Written instruction
Transcribe each line exactly.

Data extract

—————

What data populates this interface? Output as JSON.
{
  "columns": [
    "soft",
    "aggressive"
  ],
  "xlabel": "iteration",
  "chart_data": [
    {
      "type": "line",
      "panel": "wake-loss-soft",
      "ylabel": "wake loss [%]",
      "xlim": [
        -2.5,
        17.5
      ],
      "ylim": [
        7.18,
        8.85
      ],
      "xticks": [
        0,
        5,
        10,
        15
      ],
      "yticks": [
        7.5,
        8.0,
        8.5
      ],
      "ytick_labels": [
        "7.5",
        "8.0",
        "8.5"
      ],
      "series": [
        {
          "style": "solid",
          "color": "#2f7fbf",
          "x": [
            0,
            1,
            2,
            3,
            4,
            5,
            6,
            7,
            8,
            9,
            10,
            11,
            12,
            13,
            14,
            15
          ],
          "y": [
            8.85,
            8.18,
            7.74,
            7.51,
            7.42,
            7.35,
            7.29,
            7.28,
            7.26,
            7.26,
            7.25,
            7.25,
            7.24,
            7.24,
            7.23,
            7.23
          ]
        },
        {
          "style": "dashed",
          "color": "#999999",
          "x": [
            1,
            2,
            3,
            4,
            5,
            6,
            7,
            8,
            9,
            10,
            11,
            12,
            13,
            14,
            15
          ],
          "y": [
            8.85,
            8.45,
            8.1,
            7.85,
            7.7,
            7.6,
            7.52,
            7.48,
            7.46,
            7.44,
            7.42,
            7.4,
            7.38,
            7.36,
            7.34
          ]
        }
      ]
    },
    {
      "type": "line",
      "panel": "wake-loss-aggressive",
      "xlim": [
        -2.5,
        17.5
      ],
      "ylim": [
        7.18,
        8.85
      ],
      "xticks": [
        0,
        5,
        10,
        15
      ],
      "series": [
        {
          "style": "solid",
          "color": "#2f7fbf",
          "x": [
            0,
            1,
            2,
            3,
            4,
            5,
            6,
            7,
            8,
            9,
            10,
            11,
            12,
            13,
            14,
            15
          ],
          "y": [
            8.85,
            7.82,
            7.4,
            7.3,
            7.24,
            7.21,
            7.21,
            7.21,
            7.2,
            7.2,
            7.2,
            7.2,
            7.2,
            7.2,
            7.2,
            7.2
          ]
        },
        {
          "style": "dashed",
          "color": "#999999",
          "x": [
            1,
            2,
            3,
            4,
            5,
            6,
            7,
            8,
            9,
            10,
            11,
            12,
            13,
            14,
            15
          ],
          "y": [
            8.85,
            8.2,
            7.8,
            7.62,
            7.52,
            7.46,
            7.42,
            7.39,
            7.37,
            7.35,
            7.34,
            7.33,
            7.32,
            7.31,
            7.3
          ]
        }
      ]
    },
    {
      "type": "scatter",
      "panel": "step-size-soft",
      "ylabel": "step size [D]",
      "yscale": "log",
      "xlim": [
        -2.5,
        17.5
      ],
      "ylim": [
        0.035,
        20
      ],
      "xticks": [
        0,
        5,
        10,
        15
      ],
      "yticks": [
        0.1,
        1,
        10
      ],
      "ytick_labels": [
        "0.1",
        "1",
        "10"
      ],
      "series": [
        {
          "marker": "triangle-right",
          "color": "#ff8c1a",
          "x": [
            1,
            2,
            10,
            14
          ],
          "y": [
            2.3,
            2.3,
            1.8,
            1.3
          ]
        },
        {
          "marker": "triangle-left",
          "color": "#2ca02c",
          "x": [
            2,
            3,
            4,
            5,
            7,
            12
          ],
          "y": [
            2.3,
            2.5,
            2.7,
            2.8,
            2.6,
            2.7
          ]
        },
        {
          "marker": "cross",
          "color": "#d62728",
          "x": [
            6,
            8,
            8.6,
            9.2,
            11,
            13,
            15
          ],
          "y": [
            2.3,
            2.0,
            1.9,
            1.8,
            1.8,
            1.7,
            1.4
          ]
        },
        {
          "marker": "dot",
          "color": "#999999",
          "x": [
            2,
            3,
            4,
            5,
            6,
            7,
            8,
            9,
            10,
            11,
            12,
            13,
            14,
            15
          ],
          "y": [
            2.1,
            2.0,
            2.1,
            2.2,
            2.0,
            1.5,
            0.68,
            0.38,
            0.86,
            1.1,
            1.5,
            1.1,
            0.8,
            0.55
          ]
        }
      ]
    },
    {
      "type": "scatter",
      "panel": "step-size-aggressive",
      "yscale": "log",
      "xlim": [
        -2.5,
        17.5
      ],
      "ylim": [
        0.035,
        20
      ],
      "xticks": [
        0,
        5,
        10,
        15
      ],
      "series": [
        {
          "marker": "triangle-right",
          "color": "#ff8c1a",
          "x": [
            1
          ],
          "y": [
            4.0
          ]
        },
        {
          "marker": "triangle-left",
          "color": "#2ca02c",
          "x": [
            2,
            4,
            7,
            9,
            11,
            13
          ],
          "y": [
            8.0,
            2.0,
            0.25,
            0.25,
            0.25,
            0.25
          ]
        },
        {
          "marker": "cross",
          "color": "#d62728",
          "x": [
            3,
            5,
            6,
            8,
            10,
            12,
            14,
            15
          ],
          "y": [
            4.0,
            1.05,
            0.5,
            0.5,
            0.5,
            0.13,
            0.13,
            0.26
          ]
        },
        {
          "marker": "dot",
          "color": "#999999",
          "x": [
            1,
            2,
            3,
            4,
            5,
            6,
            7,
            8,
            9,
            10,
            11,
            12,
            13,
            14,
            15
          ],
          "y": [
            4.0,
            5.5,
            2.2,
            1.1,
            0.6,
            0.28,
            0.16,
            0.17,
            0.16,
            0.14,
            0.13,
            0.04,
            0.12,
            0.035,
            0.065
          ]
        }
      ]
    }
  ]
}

—————

Solution
What data populates this interface? Output as JSON.
{
  "columns": [
    "soft",
    "aggressive"
  ],
  "xlabel": "iteration",
  "chart_data": [
    {
      "type": "line",
      "panel": "wake-loss-soft",
      "ylabel": "wake loss [%]",
      "xlim": [
        -2.5,
        17.5
      ],
      "ylim": [
        7.18,
        8.85
      ],
      "xticks": [
        0,
        5,
        10,
        15
      ],
      "yticks": [
        7.5,
        8.0,
        8.5
      ],
      "ytick_labels": [
        "7.5",
        "8.0",
        "8.5"
      ],
      "series": [
        {
          "style": "solid",
          "color": "#2f7fbf",
          "x": [
            0,
            1,
            2,
            3,
            4,
            5,
            6,
            7,
            8,
            9,
            10,
            11,
            12,
            13,
            14,
            15
          ],
          "y": [
            8.85,
            8.18,
            7.74,
            7.51,
            7.42,
            7.35,
            7.29,
            7.28,
            7.26,
            7.26,
            7.25,
            7.25,
            7.24,
            7.24,
            7.23,
            7.23
          ]
        },
        {
          "style": "dashed",
          "color": "#999999",
          "x": [
            1,
            2,
            3,
            4,
            5,
            6,
            7,
            8,
            9,
            10,
            11,
            12,
            13,
            14,
            15
          ],
          "y": [
            8.85,
            8.45,
            8.1,
            7.85,
            7.7,
            7.6,
            7.52,
            7.48,
            7.46,
            7.44,
            7.42,
            7.4,
            7.38,
            7.36,
            7.34
          ]
        }
      ]
    },
    {
      "type": "line",
      "panel": "wake-loss-aggressive",
      "xlim": [
        -2.5,
        17.5
      ],
      "ylim": [
        7.18,
        8.85
      ],
      "xticks": [
        0,
        5,
        10,
        15
      ],
      "series": [
        {
          "style": "solid",
          "color": "#2f7fbf",
          "x": [
            0,
            1,
            2,
            3,
            4,
            5,
            6,
            7,
            8,
            9,
            10,
            11,
            12,
            13,
            14,
            15
          ],
          "y": [
            8.85,
            7.82,
            7.4,
            7.3,
            7.24,
            7.21,
            7.21,
            7.21,
            7.2,
            7.2,
            7.2,
            7.2,
            7.2,
            7.2,
            7.2,
            7.2
          ]
        },
        {
          "style": "dashed",
          "color": "#999999",
          "x": [
            1,
            2,
            3,
            4,
            5,
            6,
            7,
            8,
            9,
            10,
            11,
            12,
            13,
            14,
            15
          ],
          "y": [
            8.85,
            8.2,
            7.8,
            7.62,
            7.52,
            7.46,
            7.42,
            7.39,
            7.37,
            7.35,
            7.34,
            7.33,
            7.32,
            7.31,
            7.3
          ]
        }
      ]
    },
    {
      "type": "scatter",
      "panel": "step-size-soft",
      "ylabel": "step size [D]",
      "yscale": "log",
      "xlim": [
        -2.5,
        17.5
      ],
      "ylim": [
        0.035,
        20
      ],
      "xticks": [
        0,
        5,
        10,
        15
      ],
      "yticks": [
        0.1,
        1,
        10
      ],
      "ytick_labels": [
        "0.1",
        "1",
        "10"
      ],
      "series": [
        {
          "marker": "triangle-right",
          "color": "#ff8c1a",
          "x": [
            1,
            2,
            10,
            14
          ],
          "y": [
            2.3,
            2.3,
            1.8,
            1.3
          ]
        },
        {
          "marker": "triangle-left",
          "color": "#2ca02c",
          "x": [
            2,
            3,
            4,
            5,
            7,
            12
          ],
          "y": [
            2.3,
            2.5,
            2.7,
            2.8,
            2.6,
            2.7
          ]
        },
        {
          "marker": "cross",
          "color": "#d62728",
          "x": [
            6,
            8,
            8.6,
            9.2,
            11,
            13,
            15
          ],
          "y": [
            2.3,
            2.0,
            1.9,
            1.8,
            1.8,
            1.7,
            1.4
          ]
        },
        {
          "marker": "dot",
          "color": "#999999",
          "x": [
            2,
            3,
            4,
            5,
            6,
            7,
            8,
            9,
            10,
            11,
            12,
            13,
            14,
            15
          ],
          "y": [
            2.1,
            2.0,
            2.1,
            2.2,
            2.0,
            1.5,
            0.68,
            0.38,
            0.86,
            1.1,
            1.5,
            1.1,
            0.8,
            0.55
          ]
        }
      ]
    },
    {
      "type": "scatter",
      "panel": "step-size-aggressive",
      "yscale": "log",
      "xlim": [
        -2.5,
        17.5
      ],
      "ylim": [
        0.035,
        20
      ],
      "xticks": [
        0,
        5,
        10,
        15
      ],
      "series": [
        {
          "marker": "triangle-right",
          "color": "#ff8c1a",
          "x": [
            1
          ],
          "y": [
            4.0
          ]
        },
        {
          "marker": "triangle-left",
          "color": "#2ca02c",
          "x": [
            2,
            4,
            7,
            9,
            11,
            13
          ],
          "y": [
            8.0,
            2.0,
            0.25,
            0.25,
            0.25,
            0.25
          ]
        },
        {
          "marker": "cross",
          "color": "#d62728",
          "x": [
            3,
            5,
            6,
            8,
            10,
            12,
            14,
            15
          ],
          "y": [
            4.0,
            1.05,
            0.5,
            0.5,
            0.5,
            0.13,
            0.13,
            0.26
          ]
        },
        {
          "marker": "dot",
          "color": "#999999",
          "x": [
            1,
            2,
            3,
            4,
            5,
            6,
            7,
            8,
            9,
            10,
            11,
            12,
            13,
            14,
            15
          ],
          "y": [
            4.0,
            5.5,
            2.2,
            1.1,
            0.6,
            0.28,
            0.16,
            0.17,
            0.16,
            0.14,
            0.13,
            0.04,
            0.12,
            0.035,
            0.065
          ]
        }
      ]
    }
  ]
}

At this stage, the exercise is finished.